GIVEN TASK:
Leaving out the pictures, retype all the material exactly.

INFORMATION SHOWN:
--------------------
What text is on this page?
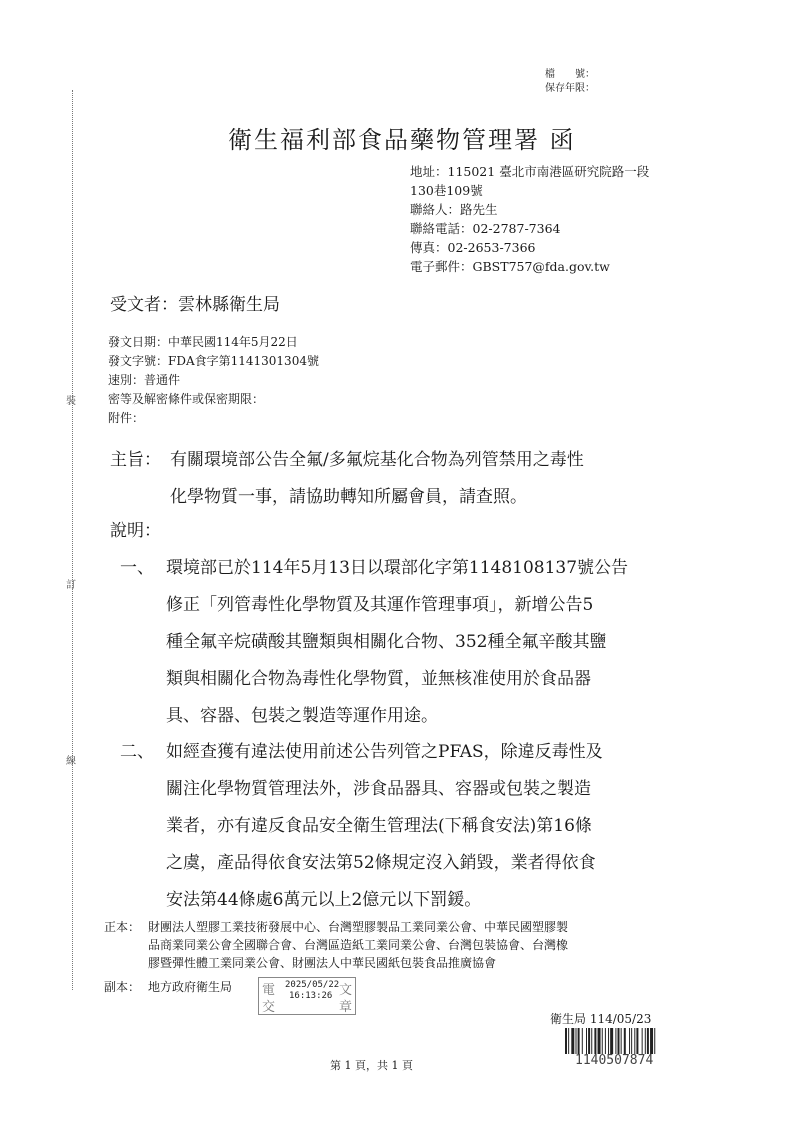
裝
訂
線
檔　　號：
保存年限：
衛生福利部食品藥物管理署 函
地址：115021 臺北市南港區研究院路一段
130巷109號
聯絡人：路先生
聯絡電話：02-2787-7364
傳真：02-2653-7366
電子郵件：GBST757@fda.gov.tw
受文者：雲林縣衛生局
發文日期：中華民國114年5月22日
發文字號：FDA食字第1141301304號
速別：普通件
密等及解密條件或保密期限：
附件：
主旨： 有關環境部公告全氟/多氟烷基化合物為列管禁用之毒性
化學物質一事，請協助轉知所屬會員，請查照。
說明：
一、 環境部已於114年5月13日以環部化字第1148108137號公告
修正「列管毒性化學物質及其運作管理事項」，新增公告5
種全氟辛烷磺酸其鹽類與相關化合物、352種全氟辛酸其鹽
類與相關化合物為毒性化學物質，並無核准使用於食品器
具、容器、包裝之製造等運作用途。
二、 如經查獲有違法使用前述公告列管之PFAS，除違反毒性及
關注化學物質管理法外，涉食品器具、容器或包裝之製造
業者，亦有違反食品安全衛生管理法(下稱食安法)第16條
之虞，產品得依食安法第52條規定沒入銷毀，業者得依食
安法第44條處6萬元以上2億元以下罰鍰。
正本： 財團法人塑膠工業技術發展中心、台灣塑膠製品工業同業公會、中華民國塑膠製
品商業同業公會全國聯合會、台灣區造紙工業同業公會、台灣包裝協會、台灣橡
膠暨彈性體工業同業公會、財團法人中華民國紙包裝食品推廣協會
副本： 地方政府衛生局	電
交
文
章
2025/05/22
16:13:26
衛生局 114/05/23
1140507874
第 1 頁，共 1 頁
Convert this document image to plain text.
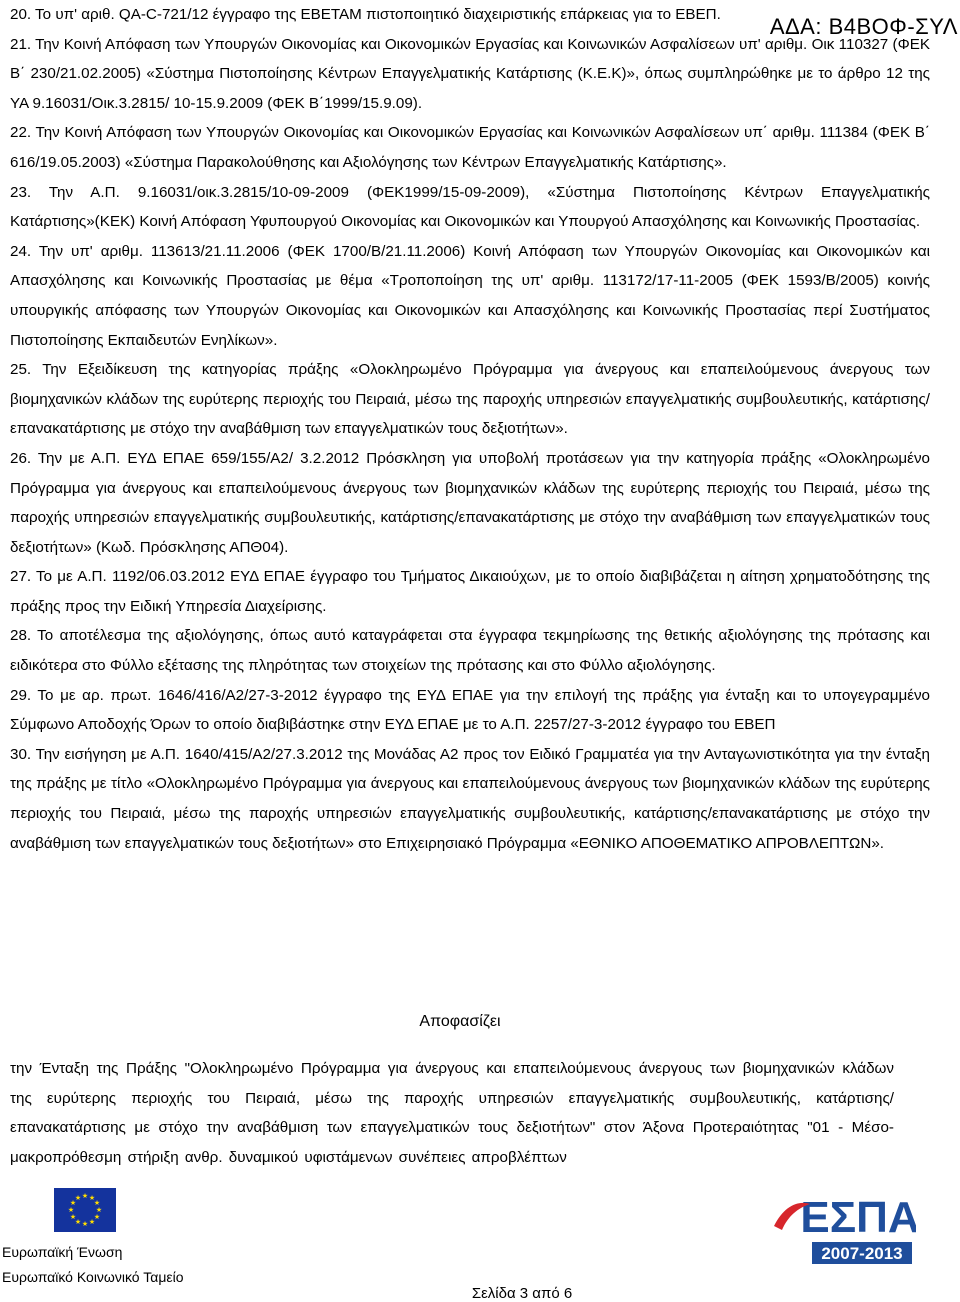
ΑΔΑ: Β4ΒΟΦ-ΣΥΛ

20. Το υπ' αριθ. QA-C-721/12 έγγραφο της ΕΒΕΤΑΜ πιστοποιητικό διαχειριστικής επάρκειας για το ΕΒΕΠ.

21. Την Κοινή Απόφαση των Υπουργών Οικονομίας και Οικονομικών Εργασίας και Κοινωνικών Ασφαλίσεων υπ' αριθμ. Οικ 110327 (ΦΕΚ Β΄ 230/21.02.2005) «Σύστημα Πιστοποίησης Κέντρων Επαγγελματικής Κατάρτισης (Κ.Ε.Κ)», όπως συμπληρώθηκε με το άρθρο 12 της ΥΑ 9.16031/Οικ.3.2815/ 10-15.9.2009 (ΦΕΚ Β΄1999/15.9.09).

22. Την Κοινή Απόφαση των Υπουργών Οικονομίας και Οικονομικών Εργασίας και Κοινωνικών Ασφαλίσεων υπ΄ αριθμ. 111384 (ΦΕΚ Β΄ 616/19.05.2003) «Σύστημα Παρακολούθησης και Αξιολόγησης των Κέντρων Επαγγελματικής Κατάρτισης».

23. Την Α.Π. 9.16031/οικ.3.2815/10-09-2009 (ΦΕΚ1999/15-09-2009), «Σύστημα Πιστοποίησης Κέντρων Επαγγελματικής Κατάρτισης»(ΚΕΚ) Κοινή Απόφαση Υφυπουργού Οικονομίας και Οικονομικών και Υπουργού Απασχόλησης και Κοινωνικής Προστασίας.

24. Την υπ' αριθμ. 113613/21.11.2006 (ΦΕΚ 1700/Β/21.11.2006) Κοινή Απόφαση των Υπουργών Οικονομίας και Οικονομικών και Απασχόλησης και Κοινωνικής Προστασίας με θέμα «Τροποποίηση της υπ' αριθμ. 113172/17-11-2005 (ΦΕΚ 1593/Β/2005) κοινής υπουργικής απόφασης των Υπουργών Οικονομίας και Οικονομικών και Απασχόλησης και Κοινωνικής Προστασίας περί Συστήματος Πιστοποίησης Εκπαιδευτών Ενηλίκων».

25. Την Εξειδίκευση της κατηγορίας πράξης «Ολοκληρωμένο Πρόγραμμα για άνεργους και επαπειλούμενους άνεργους των βιομηχανικών κλάδων της ευρύτερης περιοχής του Πειραιά, μέσω της παροχής υπηρεσιών επαγγελματικής συμβουλευτικής, κατάρτισης/επανακατάρτισης με στόχο την αναβάθμιση των επαγγελματικών τους δεξιοτήτων».

26. Την με Α.Π. ΕΥΔ ΕΠΑΕ 659/155/Α2/ 3.2.2012 Πρόσκληση για υποβολή προτάσεων για την κατηγορία πράξης «Ολοκληρωμένο Πρόγραμμα για άνεργους και επαπειλούμενους άνεργους των βιομηχανικών κλάδων της ευρύτερης περιοχής του Πειραιά, μέσω της παροχής υπηρεσιών επαγγελματικής συμβουλευτικής, κατάρτισης/επανακατάρτισης με στόχο την αναβάθμιση των επαγγελματικών τους δεξιοτήτων» (Κωδ. Πρόσκλησης ΑΠΘ04).

27. Το με Α.Π. 1192/06.03.2012 ΕΥΔ ΕΠΑΕ έγγραφο του Τμήματος Δικαιούχων, με το οποίο διαβιβάζεται η αίτηση χρηματοδότησης της πράξης προς την Ειδική Υπηρεσία Διαχείρισης.

28. Το αποτέλεσμα της αξιολόγησης, όπως αυτό καταγράφεται στα έγγραφα τεκμηρίωσης της θετικής αξιολόγησης της πρότασης και ειδικότερα στο Φύλλο εξέτασης της πληρότητας των στοιχείων της πρότασης και στο Φύλλο αξιολόγησης.

29. Το με αρ. πρωτ. 1646/416/Α2/27-3-2012 έγγραφο της ΕΥΔ ΕΠΑΕ για την επιλογή της πράξης για ένταξη και το υπογεγραμμένο Σύμφωνο Αποδοχής Όρων το οποίο διαβιβάστηκε στην ΕΥΔ ΕΠΑΕ με το Α.Π. 2257/27-3-2012 έγγραφο του ΕΒΕΠ

30. Την εισήγηση με Α.Π. 1640/415/Α2/27.3.2012 της Μονάδας Α2 προς τον Ειδικό Γραμματέα για την Ανταγωνιστικότητα για την ένταξη της πράξης με τίτλο «Ολοκληρωμένο Πρόγραμμα για άνεργους και επαπειλούμενους άνεργους των βιομηχανικών κλάδων της ευρύτερης περιοχής του Πειραιά, μέσω της παροχής υπηρεσιών επαγγελματικής συμβουλευτικής, κατάρτισης/επανακατάρτισης με στόχο την αναβάθμιση των επαγγελματικών τους δεξιοτήτων» στο Επιχειρησιακό Πρόγραμμα «ΕΘΝΙΚΟ ΑΠΟΘΕΜΑΤΙΚΟ ΑΠΡΟΒΛΕΠΤΩΝ».

Αποφασίζει
την Ένταξη της Πράξης "Ολοκληρωμένο Πρόγραμμα για άνεργους και επαπειλούμενους άνεργους των βιομηχανικών κλάδων της ευρύτερης περιοχής του Πειραιά, μέσω της παροχής υπηρεσιών επαγγελματικής συμβουλευτικής, κατάρτισης/επανακατάρτισης με στόχο την αναβάθμιση των επαγγελματικών τους δεξιοτήτων" στον Άξονα Προτεραιότητας "01 - Μέσο-μακροπρόθεσμη στήριξη ανθρ. δυναμικού υφιστάμενων συνέπειες απροβλέπτων
★ ★
★
★
★
★
★
★
★
★
★
★
Ευρωπαϊκή Ένωση
Ευρωπαϊκό Κοινωνικό Ταμείο
ΕΣΠΑ
2007-2013
Σελίδα 3 από 6
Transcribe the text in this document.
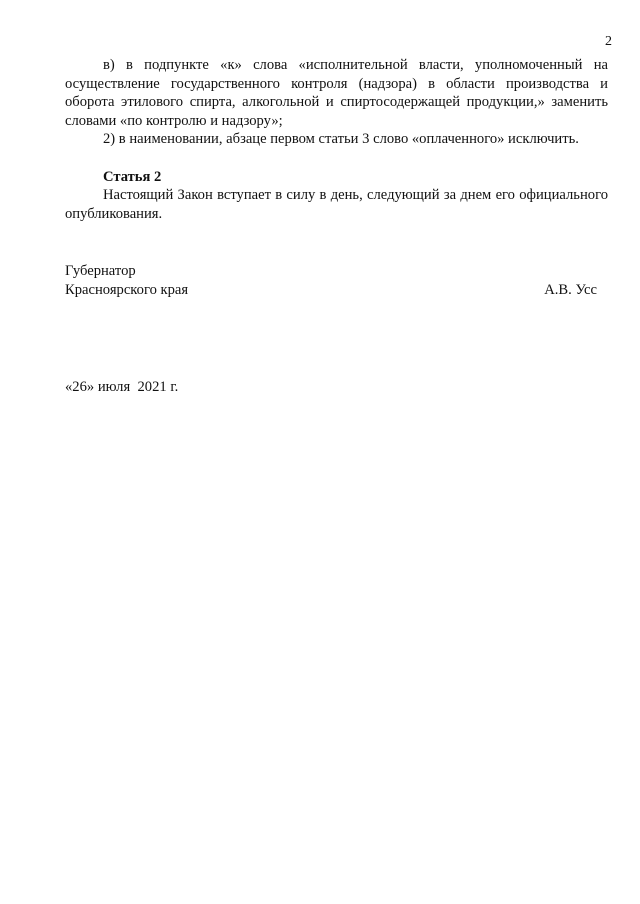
2

в) в подпункте «к» слова «исполнительной власти, уполномоченный на осуществление государственного контроля (надзора) в области производства и оборота этилового спирта, алкогольной и спиртосодержащей продукции,» заменить словами «по контролю и надзору»;

2) в наименовании, абзаце первом статьи 3 слово «оплаченного» исключить.

Статья 2

Настоящий Закон вступает в силу в день, следующий за днем его официального опубликования.

Губернатор
Красноярского края	А.В. Усс
«26» июля  2021 г.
--------------------
RESPONSE TO THE TASK:
What text is on this page?
裝
訂
線
檔　　號：
保存年限：
衛生福利部食品藥物管理署 函
地址：115021 臺北市南港區研究院路一段
130巷109號
聯絡人：路先生
聯絡電話：02-2787-7364
傳真：02-2653-7366
電子郵件：GBST757@fda.gov.tw
受文者：雲林縣衛生局
發文日期：中華民國114年5月22日
發文字號：FDA食字第1141301304號
速別：普通件
密等及解密條件或保密期限：
附件：
主旨： 有關環境部公告全氟/多氟烷基化合物為列管禁用之毒性
化學物質一事，請協助轉知所屬會員，請查照。
說明：
一、 環境部已於114年5月13日以環部化字第1148108137號公告
修正「列管毒性化學物質及其運作管理事項」，新增公告5
種全氟辛烷磺酸其鹽類與相關化合物、352種全氟辛酸其鹽
類與相關化合物為毒性化學物質，並無核准使用於食品器
具、容器、包裝之製造等運作用途。
二、 如經查獲有違法使用前述公告列管之PFAS，除違反毒性及
關注化學物質管理法外，涉食品器具、容器或包裝之製造
業者，亦有違反食品安全衛生管理法(下稱食安法)第16條
之虞，產品得依食安法第52條規定沒入銷毀，業者得依食
安法第44條處6萬元以上2億元以下罰鍰。
正本： 財團法人塑膠工業技術發展中心、台灣塑膠製品工業同業公會、中華民國塑膠製
品商業同業公會全國聯合會、台灣區造紙工業同業公會、台灣包裝協會、台灣橡
膠暨彈性體工業同業公會、財團法人中華民國紙包裝食品推廣協會
副本： 地方政府衛生局	電
交
文
章
2025/05/22
16:13:26
衛生局 114/05/23
1140507874
第 1 頁，共 1 頁
Convert this document image to plain text.
ΑΔΑ: Β4ΒΟΦ-ΣΥΛ

20. Το υπ' αριθ. QA-C-721/12 έγγραφο της ΕΒΕΤΑΜ πιστοποιητικό διαχειριστικής επάρκειας για το ΕΒΕΠ.

21. Την Κοινή Απόφαση των Υπουργών Οικονομίας και Οικονομικών Εργασίας και Κοινωνικών Ασφαλίσεων υπ' αριθμ. Οικ 110327 (ΦΕΚ Β΄ 230/21.02.2005) «Σύστημα Πιστοποίησης Κέντρων Επαγγελματικής Κατάρτισης (Κ.Ε.Κ)», όπως συμπληρώθηκε με το άρθρο 12 της ΥΑ 9.16031/Οικ.3.2815/ 10-15.9.2009 (ΦΕΚ Β΄1999/15.9.09).

22. Την Κοινή Απόφαση των Υπουργών Οικονομίας και Οικονομικών Εργασίας και Κοινωνικών Ασφαλίσεων υπ΄ αριθμ. 111384 (ΦΕΚ Β΄ 616/19.05.2003) «Σύστημα Παρακολούθησης και Αξιολόγησης των Κέντρων Επαγγελματικής Κατάρτισης».

23. Την Α.Π. 9.16031/οικ.3.2815/10-09-2009 (ΦΕΚ1999/15-09-2009), «Σύστημα Πιστοποίησης Κέντρων Επαγγελματικής Κατάρτισης»(ΚΕΚ) Κοινή Απόφαση Υφυπουργού Οικονομίας και Οικονομικών και Υπουργού Απασχόλησης και Κοινωνικής Προστασίας.

24. Την υπ' αριθμ. 113613/21.11.2006 (ΦΕΚ 1700/Β/21.11.2006) Κοινή Απόφαση των Υπουργών Οικονομίας και Οικονομικών και Απασχόλησης και Κοινωνικής Προστασίας με θέμα «Τροποποίηση της υπ' αριθμ. 113172/17-11-2005 (ΦΕΚ 1593/Β/2005) κοινής υπουργικής απόφασης των Υπουργών Οικονομίας και Οικονομικών και Απασχόλησης και Κοινωνικής Προστασίας περί Συστήματος Πιστοποίησης Εκπαιδευτών Ενηλίκων».

25. Την Εξειδίκευση της κατηγορίας πράξης «Ολοκληρωμένο Πρόγραμμα για άνεργους και επαπειλούμενους άνεργους των βιομηχανικών κλάδων της ευρύτερης περιοχής του Πειραιά, μέσω της παροχής υπηρεσιών επαγγελματικής συμβουλευτικής, κατάρτισης/επανακατάρτισης με στόχο την αναβάθμιση των επαγγελματικών τους δεξιοτήτων».

26. Την με Α.Π. ΕΥΔ ΕΠΑΕ 659/155/Α2/ 3.2.2012 Πρόσκληση για υποβολή προτάσεων για την κατηγορία πράξης «Ολοκληρωμένο Πρόγραμμα για άνεργους και επαπειλούμενους άνεργους των βιομηχανικών κλάδων της ευρύτερης περιοχής του Πειραιά, μέσω της παροχής υπηρεσιών επαγγελματικής συμβουλευτικής, κατάρτισης/επανακατάρτισης με στόχο την αναβάθμιση των επαγγελματικών τους δεξιοτήτων» (Κωδ. Πρόσκλησης ΑΠΘ04).

27. Το με Α.Π. 1192/06.03.2012 ΕΥΔ ΕΠΑΕ έγγραφο του Τμήματος Δικαιούχων, με το οποίο διαβιβάζεται η αίτηση χρηματοδότησης της πράξης προς την Ειδική Υπηρεσία Διαχείρισης.

28. Το αποτέλεσμα της αξιολόγησης, όπως αυτό καταγράφεται στα έγγραφα τεκμηρίωσης της θετικής αξιολόγησης της πρότασης και ειδικότερα στο Φύλλο εξέτασης της πληρότητας των στοιχείων της πρότασης και στο Φύλλο αξιολόγησης.

29. Το με αρ. πρωτ. 1646/416/Α2/27-3-2012 έγγραφο της ΕΥΔ ΕΠΑΕ για την επιλογή της πράξης για ένταξη και το υπογεγραμμένο Σύμφωνο Αποδοχής Όρων το οποίο διαβιβάστηκε στην ΕΥΔ ΕΠΑΕ με το Α.Π. 2257/27-3-2012 έγγραφο του ΕΒΕΠ

30. Την εισήγηση με Α.Π. 1640/415/Α2/27.3.2012 της Μονάδας Α2 προς τον Ειδικό Γραμματέα για την Ανταγωνιστικότητα για την ένταξη της πράξης με τίτλο «Ολοκληρωμένο Πρόγραμμα για άνεργους και επαπειλούμενους άνεργους των βιομηχανικών κλάδων της ευρύτερης περιοχής του Πειραιά, μέσω της παροχής υπηρεσιών επαγγελματικής συμβουλευτικής, κατάρτισης/επανακατάρτισης με στόχο την αναβάθμιση των επαγγελματικών τους δεξιοτήτων» στο Επιχειρησιακό Πρόγραμμα «ΕΘΝΙΚΟ ΑΠΟΘΕΜΑΤΙΚΟ ΑΠΡΟΒΛΕΠΤΩΝ».

Αποφασίζει
την Ένταξη της Πράξης "Ολοκληρωμένο Πρόγραμμα για άνεργους και επαπειλούμενους άνεργους των βιομηχανικών κλάδων της ευρύτερης περιοχής του Πειραιά, μέσω της παροχής υπηρεσιών επαγγελματικής συμβουλευτικής, κατάρτισης/επανακατάρτισης με στόχο την αναβάθμιση των επαγγελματικών τους δεξιοτήτων" στον Άξονα Προτεραιότητας "01 - Μέσο-μακροπρόθεσμη στήριξη ανθρ. δυναμικού υφιστάμενων συνέπειες απροβλέπτων
★ ★
★
★
★
★
★
★
★
★
★
★
Ευρωπαϊκή Ένωση
Ευρωπαϊκό Κοινωνικό Ταμείο
ΕΣΠΑ
2007-2013
Σελίδα 3 από 6
Transcribe the text in this document.
2

в) в подпункте «к» слова «исполнительной власти, уполномоченный на осуществление государственного контроля (надзора) в области производства и оборота этилового спирта, алкогольной и спиртосодержащей продукции,» заменить словами «по контролю и надзору»;

2) в наименовании, абзаце первом статьи 3 слово «оплаченного» исключить.

Статья 2

Настоящий Закон вступает в силу в день, следующий за днем его официального опубликования.

Губернатор
Красноярского края	А.В. Усс
«26» июля  2021 г.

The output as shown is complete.